### Your instructions
Locate the string "работы" in the listing below. Copy every line where it is found.

### Task material
— START —
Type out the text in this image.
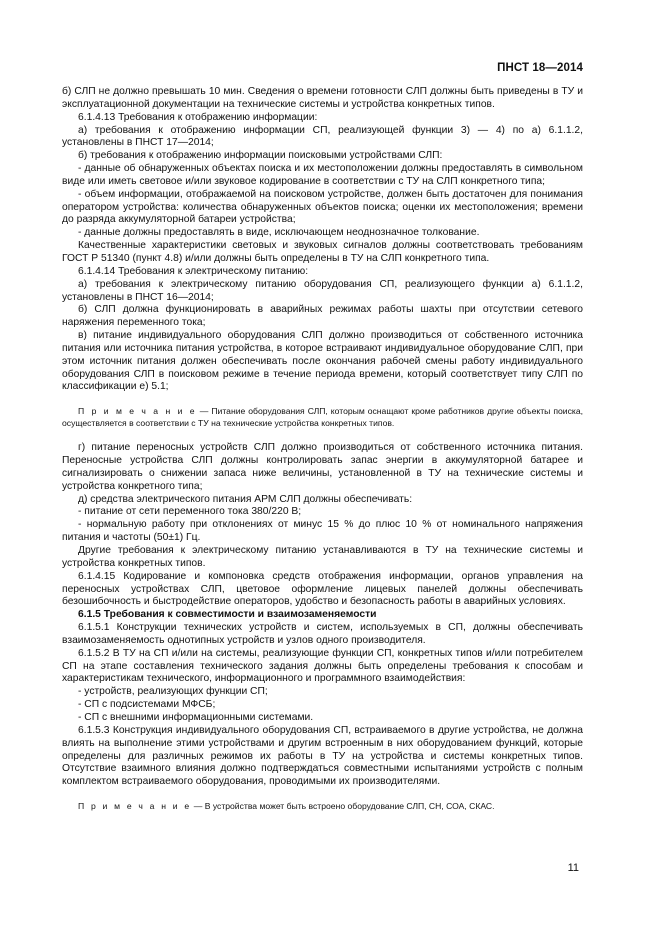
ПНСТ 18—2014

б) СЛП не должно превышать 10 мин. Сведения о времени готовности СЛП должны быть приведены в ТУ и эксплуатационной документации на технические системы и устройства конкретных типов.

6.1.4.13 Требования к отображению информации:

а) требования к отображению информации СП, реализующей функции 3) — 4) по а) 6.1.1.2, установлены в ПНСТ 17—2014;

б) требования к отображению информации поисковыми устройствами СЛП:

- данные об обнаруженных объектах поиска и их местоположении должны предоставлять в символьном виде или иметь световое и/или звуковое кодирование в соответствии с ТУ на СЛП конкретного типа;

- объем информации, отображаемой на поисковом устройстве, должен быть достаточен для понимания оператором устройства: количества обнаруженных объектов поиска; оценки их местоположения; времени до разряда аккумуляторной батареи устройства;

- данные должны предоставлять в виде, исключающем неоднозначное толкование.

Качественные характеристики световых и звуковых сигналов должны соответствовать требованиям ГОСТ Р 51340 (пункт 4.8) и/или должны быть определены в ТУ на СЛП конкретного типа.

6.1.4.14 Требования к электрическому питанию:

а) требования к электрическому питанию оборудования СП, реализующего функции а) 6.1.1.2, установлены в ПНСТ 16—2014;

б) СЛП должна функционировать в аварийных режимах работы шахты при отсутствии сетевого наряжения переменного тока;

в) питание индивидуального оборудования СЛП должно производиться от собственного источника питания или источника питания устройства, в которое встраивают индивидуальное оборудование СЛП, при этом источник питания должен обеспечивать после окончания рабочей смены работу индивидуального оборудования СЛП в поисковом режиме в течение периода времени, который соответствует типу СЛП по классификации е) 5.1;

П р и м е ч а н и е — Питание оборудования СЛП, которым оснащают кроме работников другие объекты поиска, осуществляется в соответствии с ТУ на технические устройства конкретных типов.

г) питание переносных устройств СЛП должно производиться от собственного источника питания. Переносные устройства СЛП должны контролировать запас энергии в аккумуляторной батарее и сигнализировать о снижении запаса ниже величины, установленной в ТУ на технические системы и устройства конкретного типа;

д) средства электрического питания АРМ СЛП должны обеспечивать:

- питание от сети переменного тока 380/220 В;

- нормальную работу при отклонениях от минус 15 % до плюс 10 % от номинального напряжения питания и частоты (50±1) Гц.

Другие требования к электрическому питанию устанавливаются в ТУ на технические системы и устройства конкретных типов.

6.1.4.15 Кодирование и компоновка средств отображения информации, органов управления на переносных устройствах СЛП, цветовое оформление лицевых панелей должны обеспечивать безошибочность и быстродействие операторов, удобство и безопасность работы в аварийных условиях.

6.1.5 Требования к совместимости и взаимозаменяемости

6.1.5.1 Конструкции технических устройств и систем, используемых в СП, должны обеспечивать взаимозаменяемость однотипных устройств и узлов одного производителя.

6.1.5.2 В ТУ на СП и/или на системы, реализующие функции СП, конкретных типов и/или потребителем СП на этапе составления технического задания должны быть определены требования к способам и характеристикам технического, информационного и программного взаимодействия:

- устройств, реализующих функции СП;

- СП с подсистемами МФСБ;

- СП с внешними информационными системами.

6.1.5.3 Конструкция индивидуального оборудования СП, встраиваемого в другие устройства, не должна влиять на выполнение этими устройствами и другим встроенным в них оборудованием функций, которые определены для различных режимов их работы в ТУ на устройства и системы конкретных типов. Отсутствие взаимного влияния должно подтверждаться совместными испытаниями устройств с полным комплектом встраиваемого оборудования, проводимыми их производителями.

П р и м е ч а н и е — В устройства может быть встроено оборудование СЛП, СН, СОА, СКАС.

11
— END —
— START —
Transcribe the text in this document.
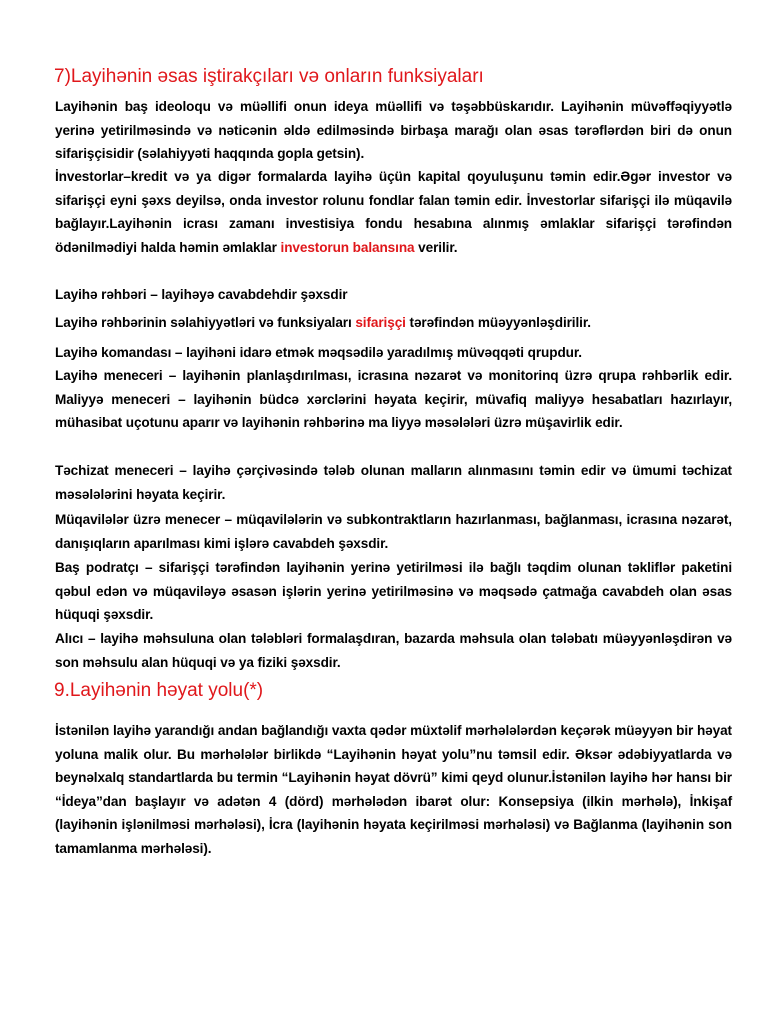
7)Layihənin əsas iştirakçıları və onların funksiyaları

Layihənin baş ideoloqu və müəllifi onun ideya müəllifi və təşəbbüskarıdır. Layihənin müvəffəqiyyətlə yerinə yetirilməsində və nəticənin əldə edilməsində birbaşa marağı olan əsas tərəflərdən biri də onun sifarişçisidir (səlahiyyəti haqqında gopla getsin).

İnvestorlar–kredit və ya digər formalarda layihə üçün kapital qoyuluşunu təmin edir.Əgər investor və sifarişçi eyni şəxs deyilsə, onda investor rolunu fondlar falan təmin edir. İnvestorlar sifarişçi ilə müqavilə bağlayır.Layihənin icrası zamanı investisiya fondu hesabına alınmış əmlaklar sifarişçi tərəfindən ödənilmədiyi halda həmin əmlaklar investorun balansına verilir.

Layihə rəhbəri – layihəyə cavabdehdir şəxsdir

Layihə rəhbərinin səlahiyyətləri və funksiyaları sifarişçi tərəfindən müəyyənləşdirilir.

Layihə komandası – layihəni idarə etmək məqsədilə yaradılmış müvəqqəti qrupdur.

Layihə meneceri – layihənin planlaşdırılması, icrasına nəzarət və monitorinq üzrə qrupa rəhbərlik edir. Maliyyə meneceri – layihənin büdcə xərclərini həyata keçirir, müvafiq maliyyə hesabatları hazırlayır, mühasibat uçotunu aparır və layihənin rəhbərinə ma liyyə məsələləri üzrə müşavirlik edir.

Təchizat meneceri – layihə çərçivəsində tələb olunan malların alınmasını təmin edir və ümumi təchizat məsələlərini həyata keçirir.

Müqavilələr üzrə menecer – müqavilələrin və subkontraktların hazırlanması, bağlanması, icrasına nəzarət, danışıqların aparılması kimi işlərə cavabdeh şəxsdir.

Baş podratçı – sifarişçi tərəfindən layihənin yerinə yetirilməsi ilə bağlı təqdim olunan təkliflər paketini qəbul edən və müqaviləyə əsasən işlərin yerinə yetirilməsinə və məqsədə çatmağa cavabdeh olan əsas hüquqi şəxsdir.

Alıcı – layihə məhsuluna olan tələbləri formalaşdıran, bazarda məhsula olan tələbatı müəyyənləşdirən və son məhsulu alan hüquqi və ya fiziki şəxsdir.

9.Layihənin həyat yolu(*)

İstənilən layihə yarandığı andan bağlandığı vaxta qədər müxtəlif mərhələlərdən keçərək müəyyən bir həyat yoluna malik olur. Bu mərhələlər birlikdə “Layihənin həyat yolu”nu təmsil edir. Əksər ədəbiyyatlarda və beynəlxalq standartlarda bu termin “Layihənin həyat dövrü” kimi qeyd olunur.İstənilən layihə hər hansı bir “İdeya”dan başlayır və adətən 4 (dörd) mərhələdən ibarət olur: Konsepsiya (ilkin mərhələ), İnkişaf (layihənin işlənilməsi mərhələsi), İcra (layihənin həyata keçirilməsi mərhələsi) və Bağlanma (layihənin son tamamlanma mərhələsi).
— END —
### Response to the task
б) СЛП должна функционировать в аварийных режимах работы шахты при отсутствии сетевого наряжения переменного тока;
6.1.4.15 Кодирование и компоновка средств отображения информации, органов управления на переносных устройствах СЛП, цветовое оформление лицевых панелей должны обеспечивать безошибочность и быстродействие операторов, удобство и безопасность работы в аварийных условиях.
6.1.5.3 Конструкция индивидуального оборудования СП, встраиваемого в другие устройства, не должна влиять на выполнение этими устройствами и другим встроенным в них оборудованием функций, которые определены для различных режимов их работы в ТУ на устройства и системы конкретных типов. Отсутствие взаимного влияния должно подтверждаться совместными испытаниями устройств с полным комплектом встраиваемого оборудования, проводимыми их производителями.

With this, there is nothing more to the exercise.